━━━ Material provided ━━━

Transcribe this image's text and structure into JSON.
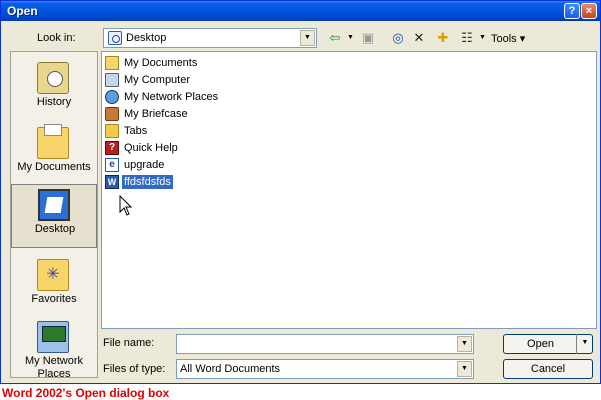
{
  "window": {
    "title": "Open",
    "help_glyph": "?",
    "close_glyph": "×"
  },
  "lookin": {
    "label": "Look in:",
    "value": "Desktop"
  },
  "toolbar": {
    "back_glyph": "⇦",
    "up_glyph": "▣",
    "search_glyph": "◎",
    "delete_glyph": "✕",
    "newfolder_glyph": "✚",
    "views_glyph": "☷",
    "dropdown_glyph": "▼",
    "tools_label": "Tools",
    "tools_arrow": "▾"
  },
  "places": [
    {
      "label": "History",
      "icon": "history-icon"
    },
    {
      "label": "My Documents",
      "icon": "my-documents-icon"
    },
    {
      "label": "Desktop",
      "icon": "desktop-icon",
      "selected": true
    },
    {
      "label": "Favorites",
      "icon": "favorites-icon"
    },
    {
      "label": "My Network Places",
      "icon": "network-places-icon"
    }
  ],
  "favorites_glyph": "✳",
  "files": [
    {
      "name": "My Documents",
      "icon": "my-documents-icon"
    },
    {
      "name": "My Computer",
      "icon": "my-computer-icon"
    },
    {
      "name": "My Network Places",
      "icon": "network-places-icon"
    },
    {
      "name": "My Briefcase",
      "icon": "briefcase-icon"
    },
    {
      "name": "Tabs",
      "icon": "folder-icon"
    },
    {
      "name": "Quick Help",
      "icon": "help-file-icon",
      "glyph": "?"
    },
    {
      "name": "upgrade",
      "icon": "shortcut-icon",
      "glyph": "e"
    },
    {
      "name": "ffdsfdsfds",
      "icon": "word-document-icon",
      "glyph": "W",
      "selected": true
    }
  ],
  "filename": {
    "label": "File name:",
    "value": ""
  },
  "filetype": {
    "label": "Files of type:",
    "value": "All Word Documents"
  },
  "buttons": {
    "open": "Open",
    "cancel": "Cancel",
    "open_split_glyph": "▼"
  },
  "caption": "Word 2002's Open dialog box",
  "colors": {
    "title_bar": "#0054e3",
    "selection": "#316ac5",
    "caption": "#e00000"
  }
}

━━━
━━━ Material provided ━━━

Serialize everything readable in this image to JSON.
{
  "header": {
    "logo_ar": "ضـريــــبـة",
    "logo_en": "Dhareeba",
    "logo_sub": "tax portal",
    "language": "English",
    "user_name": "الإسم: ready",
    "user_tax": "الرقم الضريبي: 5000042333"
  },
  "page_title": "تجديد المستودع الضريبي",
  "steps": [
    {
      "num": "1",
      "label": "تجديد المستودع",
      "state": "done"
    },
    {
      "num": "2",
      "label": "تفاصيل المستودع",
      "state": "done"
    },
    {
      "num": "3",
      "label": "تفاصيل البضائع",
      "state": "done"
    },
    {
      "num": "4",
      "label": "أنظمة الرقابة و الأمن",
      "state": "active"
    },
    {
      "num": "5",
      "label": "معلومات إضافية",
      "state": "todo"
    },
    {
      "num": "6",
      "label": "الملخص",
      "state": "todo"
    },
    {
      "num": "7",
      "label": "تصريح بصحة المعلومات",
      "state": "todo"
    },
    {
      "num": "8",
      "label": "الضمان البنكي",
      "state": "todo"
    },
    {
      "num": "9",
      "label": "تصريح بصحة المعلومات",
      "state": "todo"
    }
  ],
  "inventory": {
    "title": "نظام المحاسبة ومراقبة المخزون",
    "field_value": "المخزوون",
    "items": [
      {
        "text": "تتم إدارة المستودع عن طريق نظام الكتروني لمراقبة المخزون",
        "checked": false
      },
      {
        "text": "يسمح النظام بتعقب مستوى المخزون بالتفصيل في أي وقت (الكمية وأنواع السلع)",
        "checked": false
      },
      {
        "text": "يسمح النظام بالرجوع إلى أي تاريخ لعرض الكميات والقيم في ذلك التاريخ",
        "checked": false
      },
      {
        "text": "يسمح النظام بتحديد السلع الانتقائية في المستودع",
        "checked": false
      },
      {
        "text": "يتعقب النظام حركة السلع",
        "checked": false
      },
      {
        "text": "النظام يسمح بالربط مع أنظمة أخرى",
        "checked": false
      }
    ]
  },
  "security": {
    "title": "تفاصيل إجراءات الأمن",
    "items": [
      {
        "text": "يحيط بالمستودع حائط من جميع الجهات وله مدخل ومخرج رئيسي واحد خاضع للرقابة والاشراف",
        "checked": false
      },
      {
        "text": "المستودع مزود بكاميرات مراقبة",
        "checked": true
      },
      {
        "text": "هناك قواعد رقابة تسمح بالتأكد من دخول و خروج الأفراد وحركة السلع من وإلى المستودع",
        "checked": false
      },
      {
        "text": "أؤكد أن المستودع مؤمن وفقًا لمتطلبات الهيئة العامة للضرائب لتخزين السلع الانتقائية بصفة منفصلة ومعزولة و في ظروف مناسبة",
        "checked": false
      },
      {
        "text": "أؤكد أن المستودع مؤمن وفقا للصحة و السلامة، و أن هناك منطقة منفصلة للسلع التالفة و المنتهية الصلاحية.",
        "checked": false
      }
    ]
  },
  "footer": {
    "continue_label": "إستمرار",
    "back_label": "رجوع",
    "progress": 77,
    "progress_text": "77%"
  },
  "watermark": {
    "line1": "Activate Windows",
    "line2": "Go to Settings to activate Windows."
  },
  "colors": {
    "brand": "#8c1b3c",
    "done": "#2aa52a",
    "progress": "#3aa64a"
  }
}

━━━
━━━ Material provided ━━━

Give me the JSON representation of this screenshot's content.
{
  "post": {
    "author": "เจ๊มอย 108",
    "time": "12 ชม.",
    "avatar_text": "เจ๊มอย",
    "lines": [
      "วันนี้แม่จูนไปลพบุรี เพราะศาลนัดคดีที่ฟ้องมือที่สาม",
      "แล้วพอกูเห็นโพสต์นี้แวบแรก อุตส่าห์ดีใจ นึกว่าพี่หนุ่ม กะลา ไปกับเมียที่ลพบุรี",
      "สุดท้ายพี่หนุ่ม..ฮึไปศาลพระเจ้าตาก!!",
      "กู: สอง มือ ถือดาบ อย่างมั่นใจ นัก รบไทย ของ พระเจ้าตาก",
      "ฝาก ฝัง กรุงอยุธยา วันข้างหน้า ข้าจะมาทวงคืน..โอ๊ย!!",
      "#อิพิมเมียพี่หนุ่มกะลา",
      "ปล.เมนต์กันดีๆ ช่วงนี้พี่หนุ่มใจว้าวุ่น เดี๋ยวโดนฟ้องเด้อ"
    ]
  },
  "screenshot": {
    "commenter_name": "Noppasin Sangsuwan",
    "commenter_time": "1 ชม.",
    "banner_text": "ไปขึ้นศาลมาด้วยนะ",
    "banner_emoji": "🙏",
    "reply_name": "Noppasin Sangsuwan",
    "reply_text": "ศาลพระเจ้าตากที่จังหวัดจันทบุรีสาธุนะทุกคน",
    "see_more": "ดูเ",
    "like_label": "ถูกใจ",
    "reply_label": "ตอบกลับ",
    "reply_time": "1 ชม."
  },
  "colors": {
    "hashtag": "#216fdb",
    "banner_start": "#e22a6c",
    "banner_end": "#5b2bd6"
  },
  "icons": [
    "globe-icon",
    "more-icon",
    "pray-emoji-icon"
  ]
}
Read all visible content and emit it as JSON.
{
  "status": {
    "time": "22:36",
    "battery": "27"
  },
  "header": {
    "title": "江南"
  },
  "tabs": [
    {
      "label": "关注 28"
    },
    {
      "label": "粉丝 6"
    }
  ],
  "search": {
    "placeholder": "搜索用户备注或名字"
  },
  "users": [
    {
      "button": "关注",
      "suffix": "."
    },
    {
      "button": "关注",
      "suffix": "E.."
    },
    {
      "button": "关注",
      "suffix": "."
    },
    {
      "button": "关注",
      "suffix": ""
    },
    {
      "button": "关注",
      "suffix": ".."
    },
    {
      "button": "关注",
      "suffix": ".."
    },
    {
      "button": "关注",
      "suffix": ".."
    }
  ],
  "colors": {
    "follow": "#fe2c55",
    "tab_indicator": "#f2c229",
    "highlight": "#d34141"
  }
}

━━━

=== Written request ===
Search the lines for "content". Copy each line that has it.

=== Result below ===
Give me the JSON representation of this screenshot's content.
Read all visible content and emit it as JSON.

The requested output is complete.